---- Source material

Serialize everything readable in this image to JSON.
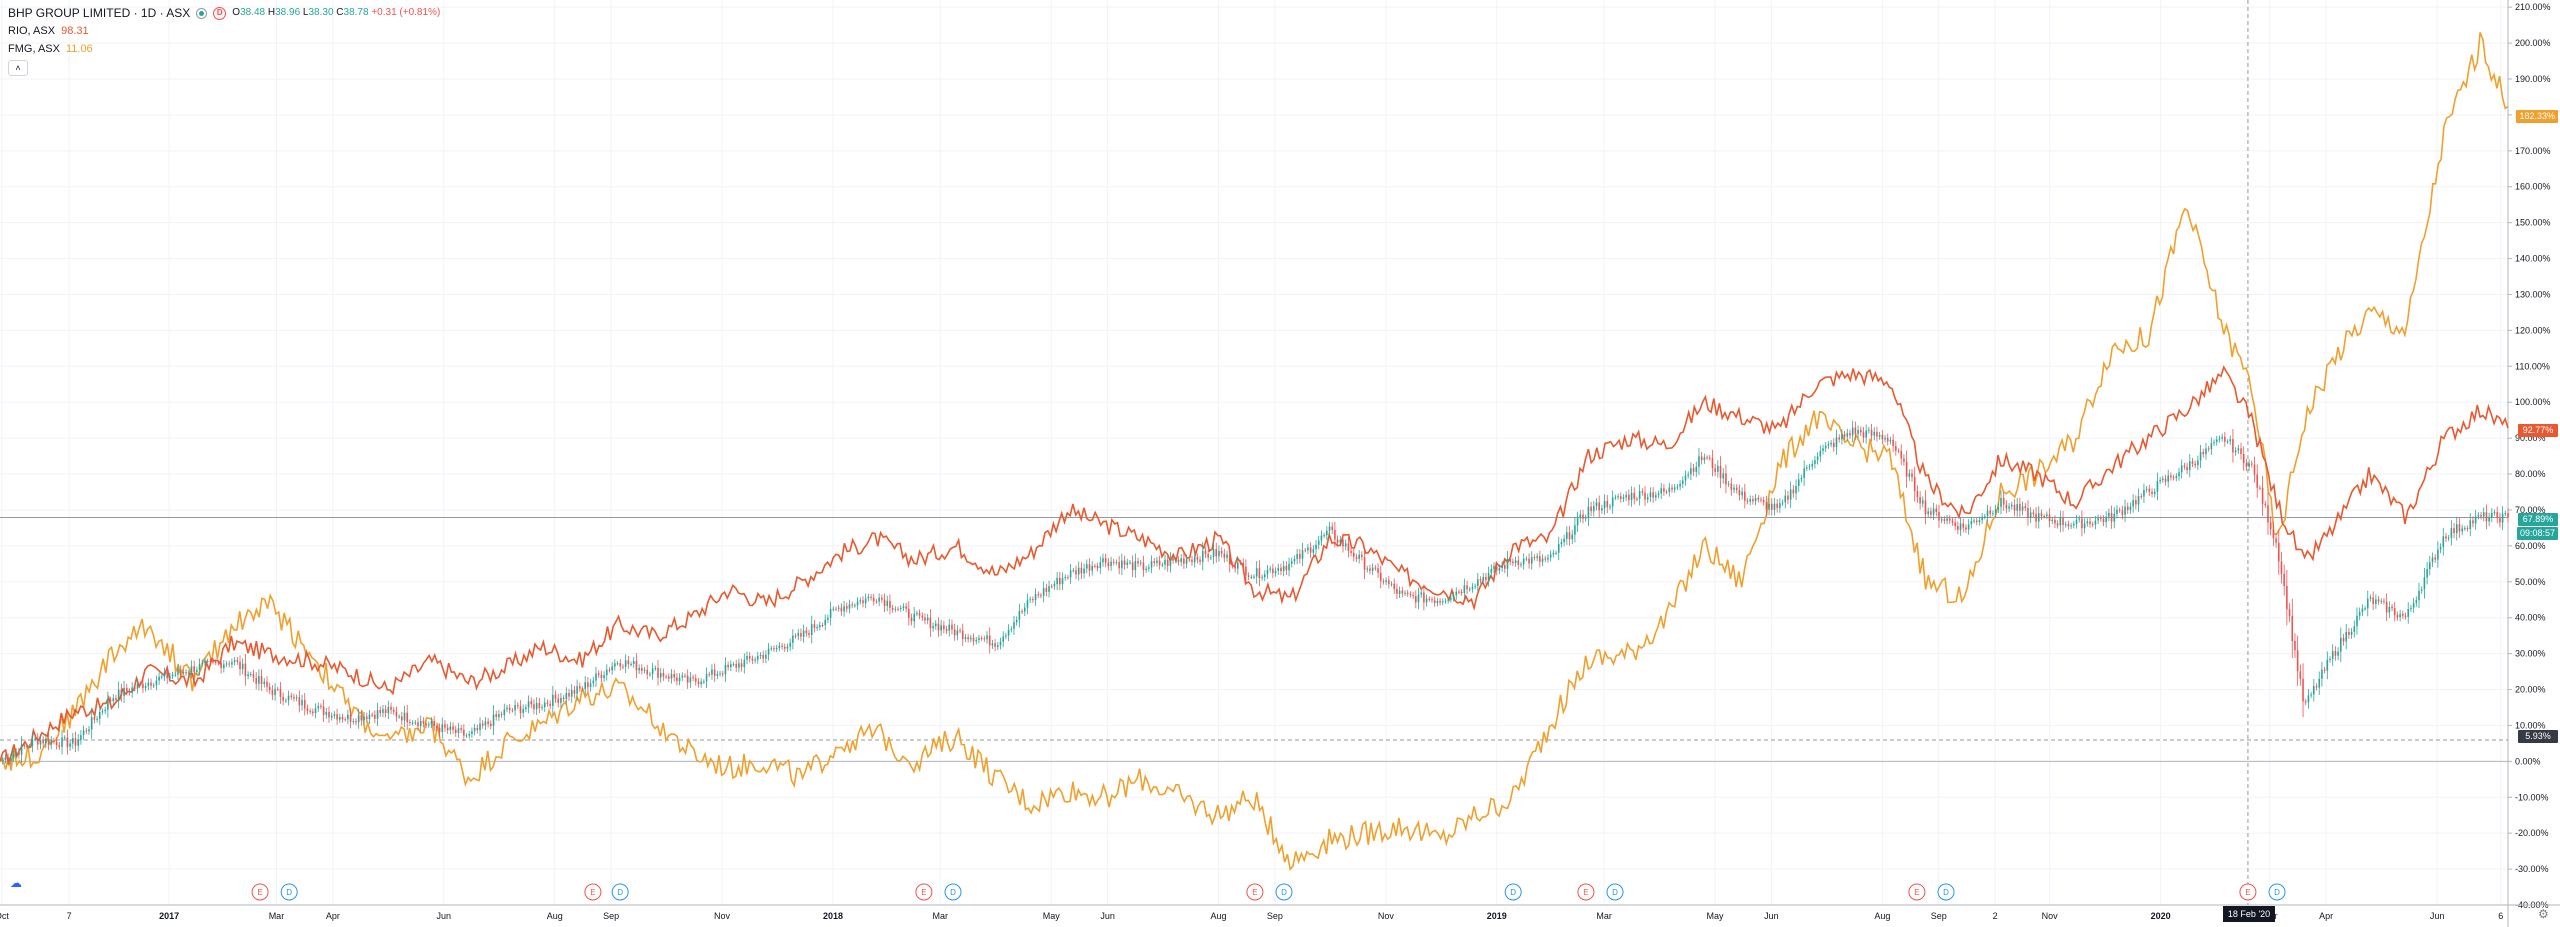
{
  "legend": {
    "main": {
      "name": "BHP GROUP LIMITED · 1D · ASX",
      "ohlc": [
        {
          "label": "O",
          "value": "38.48"
        },
        {
          "label": "H",
          "value": "38.96"
        },
        {
          "label": "L",
          "value": "38.30"
        },
        {
          "label": "C",
          "value": "38.78"
        }
      ],
      "change": "+0.31 (+0.81%)",
      "status_icon": "market-open-dot-icon",
      "dividend_icon_letter": "D"
    },
    "compare": [
      {
        "symbol": "RIO, ASX",
        "value": "98.31",
        "color": "#e8592f"
      },
      {
        "symbol": "FMG, ASX",
        "value": "11.06",
        "color": "#f0a02c"
      }
    ],
    "collapse_glyph": "˄"
  },
  "price_badges": {
    "fmg": "182.33%",
    "rio": "92.77%",
    "bhp_pct": "67.89%",
    "bhp_timer": "09:08:57",
    "crosshair": "5.93%"
  },
  "crosshair_date": "18 Feb '20",
  "colors": {
    "rio": "#e8592f",
    "fmg": "#f0a02c",
    "bhp_up": "#26a69a",
    "bhp_down": "#ef5350",
    "bhp_neutral": "#2a2e39",
    "earnings": "#ef5350",
    "dividend": "#2196f3"
  },
  "event_markers": {
    "earnings_letter": "E",
    "dividend_letter": "D",
    "items": [
      {
        "type": "E",
        "date": "2017-02-20"
      },
      {
        "type": "D",
        "date": "2017-03-08"
      },
      {
        "type": "E",
        "date": "2017-08-22"
      },
      {
        "type": "D",
        "date": "2017-09-06"
      },
      {
        "type": "E",
        "date": "2018-02-20"
      },
      {
        "type": "D",
        "date": "2018-03-08"
      },
      {
        "type": "E",
        "date": "2018-08-21"
      },
      {
        "type": "D",
        "date": "2018-09-06"
      },
      {
        "type": "D",
        "date": "2019-01-10"
      },
      {
        "type": "E",
        "date": "2019-02-19"
      },
      {
        "type": "D",
        "date": "2019-03-07"
      },
      {
        "type": "E",
        "date": "2019-08-20"
      },
      {
        "type": "D",
        "date": "2019-09-05"
      },
      {
        "type": "E",
        "date": "2020-02-18"
      },
      {
        "type": "D",
        "date": "2020-03-05"
      }
    ]
  },
  "toolbar": {
    "settings_icon": "gear-icon",
    "logo_icon": "tradingview-logo-icon"
  },
  "chart_data": {
    "type": "line",
    "x_axis": {
      "type": "date",
      "range": [
        "2016-09-30",
        "2020-07-10"
      ],
      "tick_labels": [
        {
          "date": "2016-10-01",
          "label": "Oct"
        },
        {
          "date": "2016-11-07",
          "label": "7"
        },
        {
          "date": "2017-01-01",
          "label": "2017"
        },
        {
          "date": "2017-03-01",
          "label": "Mar"
        },
        {
          "date": "2017-04-01",
          "label": "Apr"
        },
        {
          "date": "2017-06-01",
          "label": "Jun"
        },
        {
          "date": "2017-08-01",
          "label": "Aug"
        },
        {
          "date": "2017-09-01",
          "label": "Sep"
        },
        {
          "date": "2017-11-01",
          "label": "Nov"
        },
        {
          "date": "2018-01-01",
          "label": "2018"
        },
        {
          "date": "2018-03-01",
          "label": "Mar"
        },
        {
          "date": "2018-05-01",
          "label": "May"
        },
        {
          "date": "2018-06-01",
          "label": "Jun"
        },
        {
          "date": "2018-08-01",
          "label": "Aug"
        },
        {
          "date": "2018-09-01",
          "label": "Sep"
        },
        {
          "date": "2018-11-01",
          "label": "Nov"
        },
        {
          "date": "2019-01-01",
          "label": "2019"
        },
        {
          "date": "2019-03-01",
          "label": "Mar"
        },
        {
          "date": "2019-05-01",
          "label": "May"
        },
        {
          "date": "2019-06-01",
          "label": "Jun"
        },
        {
          "date": "2019-08-01",
          "label": "Aug"
        },
        {
          "date": "2019-09-01",
          "label": "Sep"
        },
        {
          "date": "2019-10-02",
          "label": "2"
        },
        {
          "date": "2019-11-01",
          "label": "Nov"
        },
        {
          "date": "2020-01-01",
          "label": "2020"
        },
        {
          "date": "2020-03-01",
          "label": "Mar"
        },
        {
          "date": "2020-04-01",
          "label": "Apr"
        },
        {
          "date": "2020-06-01",
          "label": "Jun"
        },
        {
          "date": "2020-07-06",
          "label": "6"
        }
      ]
    },
    "y_axis": {
      "unit": "%",
      "range": [
        -40,
        212
      ],
      "ticks": [
        -40,
        -30,
        -20,
        -10,
        0,
        10,
        20,
        30,
        40,
        50,
        60,
        70,
        80,
        90,
        100,
        110,
        120,
        130,
        140,
        150,
        160,
        170,
        180,
        190,
        200,
        210
      ],
      "tick_labels": [
        "-40.00%",
        "-30.00%",
        "-20.00%",
        "-10.00%",
        "0.00%",
        "10.00%",
        "20.00%",
        "30.00%",
        "40.00%",
        "50.00%",
        "60.00%",
        "70.00%",
        "80.00%",
        "90.00%",
        "100.00%",
        "110.00%",
        "120.00%",
        "130.00%",
        "140.00%",
        "150.00%",
        "160.00%",
        "170.00%",
        "180.00%",
        "190.00%",
        "200.00%",
        "210.00%"
      ]
    },
    "grid": true,
    "crosshair": {
      "date": "2020-02-18",
      "value": 5.93
    },
    "series": [
      {
        "name": "BHP GROUP LIMITED",
        "style": "candles",
        "points": [
          [
            "2016-09-30",
            0
          ],
          [
            "2016-10-20",
            6
          ],
          [
            "2016-11-10",
            5
          ],
          [
            "2016-12-01",
            18
          ],
          [
            "2016-12-20",
            22
          ],
          [
            "2017-01-15",
            26
          ],
          [
            "2017-02-05",
            28
          ],
          [
            "2017-02-25",
            20
          ],
          [
            "2017-03-20",
            15
          ],
          [
            "2017-04-10",
            12
          ],
          [
            "2017-05-01",
            14
          ],
          [
            "2017-05-25",
            10
          ],
          [
            "2017-06-15",
            7
          ],
          [
            "2017-07-05",
            14
          ],
          [
            "2017-07-25",
            16
          ],
          [
            "2017-08-15",
            20
          ],
          [
            "2017-09-05",
            28
          ],
          [
            "2017-09-25",
            25
          ],
          [
            "2017-10-15",
            22
          ],
          [
            "2017-11-05",
            26
          ],
          [
            "2017-11-25",
            30
          ],
          [
            "2017-12-15",
            35
          ],
          [
            "2018-01-05",
            43
          ],
          [
            "2018-01-25",
            46
          ],
          [
            "2018-02-15",
            40
          ],
          [
            "2018-03-10",
            36
          ],
          [
            "2018-04-01",
            33
          ],
          [
            "2018-04-20",
            45
          ],
          [
            "2018-05-10",
            52
          ],
          [
            "2018-05-30",
            56
          ],
          [
            "2018-06-20",
            54
          ],
          [
            "2018-07-10",
            56
          ],
          [
            "2018-08-01",
            58
          ],
          [
            "2018-08-20",
            52
          ],
          [
            "2018-09-10",
            55
          ],
          [
            "2018-10-01",
            64
          ],
          [
            "2018-10-20",
            55
          ],
          [
            "2018-11-10",
            46
          ],
          [
            "2018-12-01",
            45
          ],
          [
            "2018-12-20",
            50
          ],
          [
            "2019-01-10",
            56
          ],
          [
            "2019-01-30",
            56
          ],
          [
            "2019-02-20",
            70
          ],
          [
            "2019-03-15",
            74
          ],
          [
            "2019-04-05",
            75
          ],
          [
            "2019-04-25",
            85
          ],
          [
            "2019-05-15",
            74
          ],
          [
            "2019-06-05",
            70
          ],
          [
            "2019-06-25",
            85
          ],
          [
            "2019-07-15",
            92
          ],
          [
            "2019-08-05",
            90
          ],
          [
            "2019-08-25",
            70
          ],
          [
            "2019-09-15",
            65
          ],
          [
            "2019-10-05",
            72
          ],
          [
            "2019-10-25",
            68
          ],
          [
            "2019-11-15",
            66
          ],
          [
            "2019-12-05",
            68
          ],
          [
            "2019-12-25",
            75
          ],
          [
            "2020-01-15",
            82
          ],
          [
            "2020-02-05",
            90
          ],
          [
            "2020-02-20",
            82
          ],
          [
            "2020-03-05",
            60
          ],
          [
            "2020-03-20",
            15
          ],
          [
            "2020-04-05",
            30
          ],
          [
            "2020-04-25",
            45
          ],
          [
            "2020-05-15",
            40
          ],
          [
            "2020-06-05",
            63
          ],
          [
            "2020-06-25",
            68
          ],
          [
            "2020-07-10",
            67.89
          ]
        ]
      },
      {
        "name": "RIO, ASX",
        "style": "line",
        "points": [
          [
            "2016-09-30",
            0
          ],
          [
            "2016-10-20",
            7
          ],
          [
            "2016-11-10",
            14
          ],
          [
            "2016-12-01",
            16
          ],
          [
            "2016-12-20",
            25
          ],
          [
            "2017-01-15",
            22
          ],
          [
            "2017-02-05",
            33
          ],
          [
            "2017-02-25",
            30
          ],
          [
            "2017-03-20",
            28
          ],
          [
            "2017-04-10",
            25
          ],
          [
            "2017-05-01",
            20
          ],
          [
            "2017-05-25",
            28
          ],
          [
            "2017-06-15",
            22
          ],
          [
            "2017-07-05",
            26
          ],
          [
            "2017-07-25",
            32
          ],
          [
            "2017-08-15",
            28
          ],
          [
            "2017-09-05",
            38
          ],
          [
            "2017-09-25",
            35
          ],
          [
            "2017-10-15",
            40
          ],
          [
            "2017-11-05",
            48
          ],
          [
            "2017-11-25",
            44
          ],
          [
            "2017-12-15",
            50
          ],
          [
            "2018-01-05",
            58
          ],
          [
            "2018-01-25",
            62
          ],
          [
            "2018-02-15",
            56
          ],
          [
            "2018-03-10",
            60
          ],
          [
            "2018-04-01",
            52
          ],
          [
            "2018-04-20",
            58
          ],
          [
            "2018-05-10",
            70
          ],
          [
            "2018-05-30",
            66
          ],
          [
            "2018-06-20",
            62
          ],
          [
            "2018-07-10",
            57
          ],
          [
            "2018-08-01",
            62
          ],
          [
            "2018-08-20",
            48
          ],
          [
            "2018-09-10",
            45
          ],
          [
            "2018-10-01",
            62
          ],
          [
            "2018-10-20",
            60
          ],
          [
            "2018-11-10",
            52
          ],
          [
            "2018-12-01",
            48
          ],
          [
            "2018-12-20",
            45
          ],
          [
            "2019-01-10",
            60
          ],
          [
            "2019-01-30",
            62
          ],
          [
            "2019-02-20",
            85
          ],
          [
            "2019-03-15",
            90
          ],
          [
            "2019-04-05",
            88
          ],
          [
            "2019-04-25",
            100
          ],
          [
            "2019-05-15",
            96
          ],
          [
            "2019-06-05",
            92
          ],
          [
            "2019-06-25",
            105
          ],
          [
            "2019-07-15",
            108
          ],
          [
            "2019-08-05",
            106
          ],
          [
            "2019-08-25",
            78
          ],
          [
            "2019-09-15",
            68
          ],
          [
            "2019-10-05",
            84
          ],
          [
            "2019-10-25",
            80
          ],
          [
            "2019-11-15",
            72
          ],
          [
            "2019-12-05",
            82
          ],
          [
            "2019-12-25",
            90
          ],
          [
            "2020-01-15",
            98
          ],
          [
            "2020-02-05",
            108
          ],
          [
            "2020-02-20",
            95
          ],
          [
            "2020-03-05",
            72
          ],
          [
            "2020-03-20",
            55
          ],
          [
            "2020-04-05",
            65
          ],
          [
            "2020-04-25",
            80
          ],
          [
            "2020-05-15",
            68
          ],
          [
            "2020-06-05",
            90
          ],
          [
            "2020-06-25",
            98
          ],
          [
            "2020-07-10",
            92.77
          ]
        ]
      },
      {
        "name": "FMG, ASX",
        "style": "line",
        "points": [
          [
            "2016-09-30",
            0
          ],
          [
            "2016-10-20",
            2
          ],
          [
            "2016-11-10",
            14
          ],
          [
            "2016-12-01",
            30
          ],
          [
            "2016-12-20",
            38
          ],
          [
            "2017-01-15",
            22
          ],
          [
            "2017-02-05",
            38
          ],
          [
            "2017-02-25",
            44
          ],
          [
            "2017-03-20",
            30
          ],
          [
            "2017-04-10",
            15
          ],
          [
            "2017-05-01",
            5
          ],
          [
            "2017-05-25",
            10
          ],
          [
            "2017-06-15",
            -5
          ],
          [
            "2017-07-05",
            5
          ],
          [
            "2017-07-25",
            10
          ],
          [
            "2017-08-15",
            18
          ],
          [
            "2017-09-05",
            20
          ],
          [
            "2017-09-25",
            12
          ],
          [
            "2017-10-15",
            2
          ],
          [
            "2017-11-05",
            -2
          ],
          [
            "2017-11-25",
            0
          ],
          [
            "2017-12-15",
            -5
          ],
          [
            "2018-01-05",
            5
          ],
          [
            "2018-01-25",
            8
          ],
          [
            "2018-02-15",
            0
          ],
          [
            "2018-03-10",
            7
          ],
          [
            "2018-04-01",
            -5
          ],
          [
            "2018-04-20",
            -12
          ],
          [
            "2018-05-10",
            -8
          ],
          [
            "2018-05-30",
            -10
          ],
          [
            "2018-06-20",
            -5
          ],
          [
            "2018-07-10",
            -10
          ],
          [
            "2018-08-01",
            -15
          ],
          [
            "2018-08-20",
            -10
          ],
          [
            "2018-09-10",
            -28
          ],
          [
            "2018-10-01",
            -22
          ],
          [
            "2018-10-20",
            -20
          ],
          [
            "2018-11-10",
            -18
          ],
          [
            "2018-12-01",
            -22
          ],
          [
            "2018-12-20",
            -15
          ],
          [
            "2019-01-10",
            -10
          ],
          [
            "2019-01-30",
            10
          ],
          [
            "2019-02-20",
            28
          ],
          [
            "2019-03-15",
            30
          ],
          [
            "2019-04-05",
            40
          ],
          [
            "2019-04-25",
            60
          ],
          [
            "2019-05-15",
            50
          ],
          [
            "2019-06-05",
            82
          ],
          [
            "2019-06-25",
            96
          ],
          [
            "2019-07-15",
            88
          ],
          [
            "2019-08-05",
            85
          ],
          [
            "2019-08-25",
            50
          ],
          [
            "2019-09-15",
            45
          ],
          [
            "2019-10-05",
            75
          ],
          [
            "2019-10-25",
            80
          ],
          [
            "2019-11-15",
            90
          ],
          [
            "2019-12-05",
            115
          ],
          [
            "2019-12-25",
            118
          ],
          [
            "2020-01-15",
            155
          ],
          [
            "2020-02-05",
            120
          ],
          [
            "2020-02-20",
            105
          ],
          [
            "2020-03-05",
            60
          ],
          [
            "2020-03-20",
            95
          ],
          [
            "2020-04-05",
            112
          ],
          [
            "2020-04-25",
            125
          ],
          [
            "2020-05-15",
            120
          ],
          [
            "2020-06-05",
            175
          ],
          [
            "2020-06-25",
            200
          ],
          [
            "2020-07-10",
            182.33
          ]
        ]
      }
    ]
  }
}
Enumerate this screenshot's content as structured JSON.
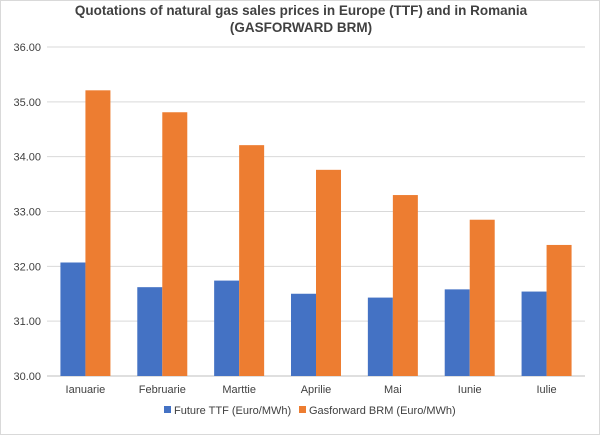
{
  "chart_data": {
    "type": "bar",
    "title_line1": "Quotations of natural gas sales prices in Europe (TTF) and in Romania",
    "title_line2": "(GASFORWARD BRM)",
    "categories": [
      "Ianuarie",
      "Februarie",
      "Marttie",
      "Aprilie",
      "Mai",
      "Iunie",
      "Iulie"
    ],
    "series": [
      {
        "name": "Future TTF (Euro/MWh)",
        "color": "#4472c4",
        "values": [
          32.07,
          31.62,
          31.74,
          31.5,
          31.43,
          31.58,
          31.54
        ]
      },
      {
        "name": "Gasforward BRM (Euro/MWh)",
        "color": "#ed7d31",
        "values": [
          35.21,
          34.81,
          34.21,
          33.76,
          33.3,
          32.85,
          32.39
        ]
      }
    ],
    "ylim": [
      30,
      36
    ],
    "yticks": [
      "30.00",
      "31.00",
      "32.00",
      "33.00",
      "34.00",
      "35.00",
      "36.00"
    ],
    "grid": true,
    "legend_position": "bottom"
  }
}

--------

- Brief: Quote only the lines that start at the line holding "Enumerate this screenshot's" and end at the last line of the entries, including both of those lines, and omit every picture.

- Response to this exercise:
Enumerate this screenshot's content as structured JSON.
{
  "chart_data": {
    "type": "bar",
    "title_line1": "Quotations of natural gas sales prices in Europe (TTF) and in Romania",
    "title_line2": "(GASFORWARD BRM)",
    "categories": [
      "Ianuarie",
      "Februarie",
      "Marttie",
      "Aprilie",
      "Mai",
      "Iunie",
      "Iulie"
    ],
    "series": [
      {
        "name": "Future TTF (Euro/MWh)",
        "color": "#4472c4",
        "values": [
          32.07,
          31.62,
          31.74,
          31.5,
          31.43,
          31.58,
          31.54
        ]
      },
      {
        "name": "Gasforward BRM (Euro/MWh)",
        "color": "#ed7d31",
        "values": [
          35.21,
          34.81,
          34.21,
          33.76,
          33.3,
          32.85,
          32.39
        ]
      }
    ],
    "ylim": [
      30,
      36
    ],
    "yticks": [
      "30.00",
      "31.00",
      "32.00",
      "33.00",
      "34.00",
      "35.00",
      "36.00"
    ],
    "grid": true,
    "legend_position": "bottom"
  }
}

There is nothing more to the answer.